[Records to use]
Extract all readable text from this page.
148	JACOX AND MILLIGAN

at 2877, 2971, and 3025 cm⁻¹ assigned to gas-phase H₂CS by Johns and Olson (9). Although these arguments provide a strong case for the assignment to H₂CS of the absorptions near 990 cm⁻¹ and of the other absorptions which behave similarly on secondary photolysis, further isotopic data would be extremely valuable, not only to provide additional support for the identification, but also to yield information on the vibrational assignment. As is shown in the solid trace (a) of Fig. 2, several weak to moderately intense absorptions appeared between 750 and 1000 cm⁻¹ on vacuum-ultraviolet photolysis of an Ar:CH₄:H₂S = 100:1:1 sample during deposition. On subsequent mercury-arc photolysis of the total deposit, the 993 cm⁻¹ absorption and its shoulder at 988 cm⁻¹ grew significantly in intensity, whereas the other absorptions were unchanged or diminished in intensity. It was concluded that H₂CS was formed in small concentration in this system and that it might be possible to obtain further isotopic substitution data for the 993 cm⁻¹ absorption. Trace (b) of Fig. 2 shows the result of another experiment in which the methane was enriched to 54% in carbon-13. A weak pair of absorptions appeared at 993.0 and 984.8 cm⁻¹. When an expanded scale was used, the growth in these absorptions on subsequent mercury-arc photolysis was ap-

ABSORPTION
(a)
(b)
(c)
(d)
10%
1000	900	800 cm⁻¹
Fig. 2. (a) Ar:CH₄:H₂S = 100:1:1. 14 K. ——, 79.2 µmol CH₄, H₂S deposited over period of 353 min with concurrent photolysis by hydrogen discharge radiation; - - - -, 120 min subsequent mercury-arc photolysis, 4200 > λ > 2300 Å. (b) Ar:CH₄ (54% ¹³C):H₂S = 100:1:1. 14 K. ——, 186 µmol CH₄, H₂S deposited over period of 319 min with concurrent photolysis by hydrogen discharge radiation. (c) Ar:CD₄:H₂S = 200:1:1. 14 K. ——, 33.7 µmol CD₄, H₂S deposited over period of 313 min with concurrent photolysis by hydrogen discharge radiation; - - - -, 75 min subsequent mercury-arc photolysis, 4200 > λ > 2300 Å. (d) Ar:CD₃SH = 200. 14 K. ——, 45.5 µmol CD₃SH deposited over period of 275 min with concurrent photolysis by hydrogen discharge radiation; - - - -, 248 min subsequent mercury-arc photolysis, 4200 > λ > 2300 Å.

[Task statement]
Set all of the records down again, exactly as they stand.

[Solution to the problem]
Extract all readable text from this page.
148	JACOX AND MILLIGAN

at 2877, 2971, and 3025 cm⁻¹ assigned to gas-phase H₂CS by Johns and Olson (9). Although these arguments provide a strong case for the assignment to H₂CS of the absorptions near 990 cm⁻¹ and of the other absorptions which behave similarly on secondary photolysis, further isotopic data would be extremely valuable, not only to provide additional support for the identification, but also to yield information on the vibrational assignment. As is shown in the solid trace (a) of Fig. 2, several weak to moderately intense absorptions appeared between 750 and 1000 cm⁻¹ on vacuum-ultraviolet photolysis of an Ar:CH₄:H₂S = 100:1:1 sample during deposition. On subsequent mercury-arc photolysis of the total deposit, the 993 cm⁻¹ absorption and its shoulder at 988 cm⁻¹ grew significantly in intensity, whereas the other absorptions were unchanged or diminished in intensity. It was concluded that H₂CS was formed in small concentration in this system and that it might be possible to obtain further isotopic substitution data for the 993 cm⁻¹ absorption. Trace (b) of Fig. 2 shows the result of another experiment in which the methane was enriched to 54% in carbon-13. A weak pair of absorptions appeared at 993.0 and 984.8 cm⁻¹. When an expanded scale was used, the growth in these absorptions on subsequent mercury-arc photolysis was ap-

ABSORPTION
(a)
(b)
(c)
(d)
10%
1000	900	800 cm⁻¹
Fig. 2. (a) Ar:CH₄:H₂S = 100:1:1. 14 K. ——, 79.2 µmol CH₄, H₂S deposited over period of 353 min with concurrent photolysis by hydrogen discharge radiation; - - - -, 120 min subsequent mercury-arc photolysis, 4200 > λ > 2300 Å. (b) Ar:CH₄ (54% ¹³C):H₂S = 100:1:1. 14 K. ——, 186 µmol CH₄, H₂S deposited over period of 319 min with concurrent photolysis by hydrogen discharge radiation. (c) Ar:CD₄:H₂S = 200:1:1. 14 K. ——, 33.7 µmol CD₄, H₂S deposited over period of 313 min with concurrent photolysis by hydrogen discharge radiation; - - - -, 75 min subsequent mercury-arc photolysis, 4200 > λ > 2300 Å. (d) Ar:CD₃SH = 200. 14 K. ——, 45.5 µmol CD₃SH deposited over period of 275 min with concurrent photolysis by hydrogen discharge radiation; - - - -, 248 min subsequent mercury-arc photolysis, 4200 > λ > 2300 Å.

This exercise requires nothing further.